**Work required**
Read the lines that follow and pick out every one containing the word "lekelere".
* Begin *
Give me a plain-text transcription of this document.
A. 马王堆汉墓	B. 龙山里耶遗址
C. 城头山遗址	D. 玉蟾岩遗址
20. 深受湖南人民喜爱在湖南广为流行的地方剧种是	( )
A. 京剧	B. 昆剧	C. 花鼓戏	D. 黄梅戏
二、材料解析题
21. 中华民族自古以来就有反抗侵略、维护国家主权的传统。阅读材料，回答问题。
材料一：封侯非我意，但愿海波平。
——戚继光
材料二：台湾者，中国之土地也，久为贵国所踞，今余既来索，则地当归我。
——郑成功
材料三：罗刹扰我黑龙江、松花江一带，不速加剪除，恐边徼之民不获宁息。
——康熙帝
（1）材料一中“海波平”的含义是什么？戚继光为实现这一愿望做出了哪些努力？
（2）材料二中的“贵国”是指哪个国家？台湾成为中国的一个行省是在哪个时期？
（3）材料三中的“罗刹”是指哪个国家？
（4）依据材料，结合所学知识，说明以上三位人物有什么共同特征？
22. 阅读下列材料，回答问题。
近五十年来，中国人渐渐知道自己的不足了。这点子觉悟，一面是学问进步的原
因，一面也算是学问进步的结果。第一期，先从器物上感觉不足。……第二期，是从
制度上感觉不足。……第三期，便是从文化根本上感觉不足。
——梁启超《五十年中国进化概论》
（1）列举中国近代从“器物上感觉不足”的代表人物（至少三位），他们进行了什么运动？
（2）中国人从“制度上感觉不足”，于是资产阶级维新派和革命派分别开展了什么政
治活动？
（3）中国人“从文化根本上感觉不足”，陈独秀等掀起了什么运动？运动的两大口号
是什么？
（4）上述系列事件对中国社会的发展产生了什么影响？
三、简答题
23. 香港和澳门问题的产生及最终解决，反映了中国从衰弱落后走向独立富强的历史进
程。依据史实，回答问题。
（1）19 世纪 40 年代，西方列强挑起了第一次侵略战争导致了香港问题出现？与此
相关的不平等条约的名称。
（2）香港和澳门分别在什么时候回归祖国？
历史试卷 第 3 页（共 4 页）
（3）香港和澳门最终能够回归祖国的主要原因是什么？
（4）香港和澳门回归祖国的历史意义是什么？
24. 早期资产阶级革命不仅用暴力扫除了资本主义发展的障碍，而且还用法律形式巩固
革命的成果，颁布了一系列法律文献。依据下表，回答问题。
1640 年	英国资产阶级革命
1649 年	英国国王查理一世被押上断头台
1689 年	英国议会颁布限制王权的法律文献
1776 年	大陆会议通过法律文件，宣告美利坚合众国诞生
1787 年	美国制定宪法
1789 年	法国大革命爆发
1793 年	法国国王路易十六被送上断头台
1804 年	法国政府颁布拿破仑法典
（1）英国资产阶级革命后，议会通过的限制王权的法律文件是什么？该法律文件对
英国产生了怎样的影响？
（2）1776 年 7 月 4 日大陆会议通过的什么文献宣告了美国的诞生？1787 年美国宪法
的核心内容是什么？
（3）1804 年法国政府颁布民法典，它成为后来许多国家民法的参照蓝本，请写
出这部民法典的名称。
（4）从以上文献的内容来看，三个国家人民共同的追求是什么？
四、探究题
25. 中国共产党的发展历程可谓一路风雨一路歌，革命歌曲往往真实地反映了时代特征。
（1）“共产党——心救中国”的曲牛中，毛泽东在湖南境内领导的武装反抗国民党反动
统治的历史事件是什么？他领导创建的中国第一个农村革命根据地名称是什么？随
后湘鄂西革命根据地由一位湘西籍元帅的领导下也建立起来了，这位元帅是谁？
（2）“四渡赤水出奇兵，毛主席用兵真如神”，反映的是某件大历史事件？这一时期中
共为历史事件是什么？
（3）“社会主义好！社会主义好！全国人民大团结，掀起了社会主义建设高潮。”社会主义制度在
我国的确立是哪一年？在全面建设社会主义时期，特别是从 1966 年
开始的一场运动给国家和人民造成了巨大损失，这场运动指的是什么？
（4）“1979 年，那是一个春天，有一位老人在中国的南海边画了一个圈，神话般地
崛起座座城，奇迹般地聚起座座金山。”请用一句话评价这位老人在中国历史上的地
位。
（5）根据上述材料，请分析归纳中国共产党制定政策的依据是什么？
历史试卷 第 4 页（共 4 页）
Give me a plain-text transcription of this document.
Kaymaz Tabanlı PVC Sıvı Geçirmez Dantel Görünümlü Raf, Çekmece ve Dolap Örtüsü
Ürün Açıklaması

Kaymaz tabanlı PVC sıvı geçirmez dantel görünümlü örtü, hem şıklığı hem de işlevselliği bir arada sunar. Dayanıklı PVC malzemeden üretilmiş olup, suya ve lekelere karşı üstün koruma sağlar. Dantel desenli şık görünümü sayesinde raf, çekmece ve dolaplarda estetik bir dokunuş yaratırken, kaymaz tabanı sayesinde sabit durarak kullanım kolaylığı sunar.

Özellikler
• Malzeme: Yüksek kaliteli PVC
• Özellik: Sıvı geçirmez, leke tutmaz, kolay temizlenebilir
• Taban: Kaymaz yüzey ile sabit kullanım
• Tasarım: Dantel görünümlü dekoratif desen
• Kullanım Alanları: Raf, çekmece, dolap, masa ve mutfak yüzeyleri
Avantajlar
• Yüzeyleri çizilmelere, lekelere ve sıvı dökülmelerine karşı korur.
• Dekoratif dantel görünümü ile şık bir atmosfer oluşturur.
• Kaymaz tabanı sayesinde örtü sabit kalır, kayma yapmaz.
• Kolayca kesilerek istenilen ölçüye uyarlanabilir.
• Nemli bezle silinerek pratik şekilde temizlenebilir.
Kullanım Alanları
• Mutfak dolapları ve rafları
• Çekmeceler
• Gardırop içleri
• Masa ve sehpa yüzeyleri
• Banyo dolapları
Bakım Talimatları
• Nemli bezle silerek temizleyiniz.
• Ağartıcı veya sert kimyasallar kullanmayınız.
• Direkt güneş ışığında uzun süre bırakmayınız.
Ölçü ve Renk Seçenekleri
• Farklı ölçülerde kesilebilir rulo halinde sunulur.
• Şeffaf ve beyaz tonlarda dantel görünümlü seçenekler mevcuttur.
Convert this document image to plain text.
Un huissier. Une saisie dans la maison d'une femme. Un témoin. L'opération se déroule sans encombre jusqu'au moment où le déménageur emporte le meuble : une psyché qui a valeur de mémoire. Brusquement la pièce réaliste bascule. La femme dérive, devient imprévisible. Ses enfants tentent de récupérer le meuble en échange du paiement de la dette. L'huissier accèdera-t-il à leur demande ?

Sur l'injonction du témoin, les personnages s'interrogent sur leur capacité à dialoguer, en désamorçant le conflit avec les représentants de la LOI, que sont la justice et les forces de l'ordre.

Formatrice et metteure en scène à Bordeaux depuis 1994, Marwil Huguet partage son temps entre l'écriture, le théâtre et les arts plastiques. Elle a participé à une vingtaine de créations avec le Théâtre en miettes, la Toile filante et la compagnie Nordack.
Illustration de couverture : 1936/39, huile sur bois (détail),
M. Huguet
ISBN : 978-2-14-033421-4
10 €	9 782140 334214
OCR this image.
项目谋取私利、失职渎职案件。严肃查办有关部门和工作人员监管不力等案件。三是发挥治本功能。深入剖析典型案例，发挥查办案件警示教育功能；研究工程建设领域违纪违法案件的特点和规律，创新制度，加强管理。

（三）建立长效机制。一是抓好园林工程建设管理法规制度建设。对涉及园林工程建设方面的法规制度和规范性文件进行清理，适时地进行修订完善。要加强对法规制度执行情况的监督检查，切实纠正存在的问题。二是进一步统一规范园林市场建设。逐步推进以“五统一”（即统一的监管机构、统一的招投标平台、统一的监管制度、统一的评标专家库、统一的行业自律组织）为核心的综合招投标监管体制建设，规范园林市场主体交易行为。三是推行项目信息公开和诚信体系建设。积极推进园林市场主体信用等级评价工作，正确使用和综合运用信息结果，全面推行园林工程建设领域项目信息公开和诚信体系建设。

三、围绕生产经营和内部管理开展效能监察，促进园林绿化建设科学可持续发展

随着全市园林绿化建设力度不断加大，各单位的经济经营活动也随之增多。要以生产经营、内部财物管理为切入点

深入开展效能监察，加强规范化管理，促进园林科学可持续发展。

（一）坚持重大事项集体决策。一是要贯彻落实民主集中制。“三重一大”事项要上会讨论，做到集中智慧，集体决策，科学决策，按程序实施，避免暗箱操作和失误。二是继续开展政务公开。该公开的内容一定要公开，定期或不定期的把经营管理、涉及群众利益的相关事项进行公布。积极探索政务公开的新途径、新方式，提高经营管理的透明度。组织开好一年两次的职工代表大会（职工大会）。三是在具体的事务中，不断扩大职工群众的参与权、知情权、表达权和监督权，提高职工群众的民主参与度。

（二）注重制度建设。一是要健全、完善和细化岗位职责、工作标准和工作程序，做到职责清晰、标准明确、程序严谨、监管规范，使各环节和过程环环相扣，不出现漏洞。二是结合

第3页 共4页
* End *
**Response for this exercise**
Kaymaz tabanlı PVC sıvı geçirmez dantel görünümlü örtü, hem şıklığı hem de işlevselliği bir arada sunar. Dayanıklı PVC malzemeden üretilmiş olup, suya ve lekelere karşı üstün koruma sağlar. Dantel desenli şık görünümü sayesinde raf, çekmece ve dolaplarda estetik bir dokunuş yaratırken, kaymaz tabanı sayesinde sabit durarak kullanım kolaylığı sunar.
• Yüzeyleri çizilmelere, lekelere ve sıvı dökülmelerine karşı korur.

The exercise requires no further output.